Pull each line containing "муниципальный" out of the data and copy it.

[Stored items]

## START

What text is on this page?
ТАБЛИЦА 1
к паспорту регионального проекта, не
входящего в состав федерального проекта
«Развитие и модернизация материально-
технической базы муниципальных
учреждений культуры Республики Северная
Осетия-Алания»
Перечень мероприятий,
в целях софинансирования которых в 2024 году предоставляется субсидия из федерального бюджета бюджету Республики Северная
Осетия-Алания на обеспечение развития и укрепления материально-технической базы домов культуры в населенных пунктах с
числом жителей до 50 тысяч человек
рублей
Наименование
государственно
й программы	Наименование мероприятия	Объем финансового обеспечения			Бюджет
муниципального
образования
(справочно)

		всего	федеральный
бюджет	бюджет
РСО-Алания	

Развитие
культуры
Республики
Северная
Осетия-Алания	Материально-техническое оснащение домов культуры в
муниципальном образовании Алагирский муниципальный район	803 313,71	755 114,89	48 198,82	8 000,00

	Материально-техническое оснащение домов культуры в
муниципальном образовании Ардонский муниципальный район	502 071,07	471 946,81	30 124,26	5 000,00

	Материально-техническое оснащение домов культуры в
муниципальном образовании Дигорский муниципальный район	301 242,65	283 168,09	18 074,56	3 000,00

## END

#### Result of the exercise
муниципальном образовании Алагирский муниципальный район	803 313,71	755 114,89	48 198,82	8 000,00
муниципальном образовании Ардонский муниципальный район	502 071,07	471 946,81	30 124,26	5 000,00
муниципальном образовании Дигорский муниципальный район	301 242,65	283 168,09	18 074,56	3 000,00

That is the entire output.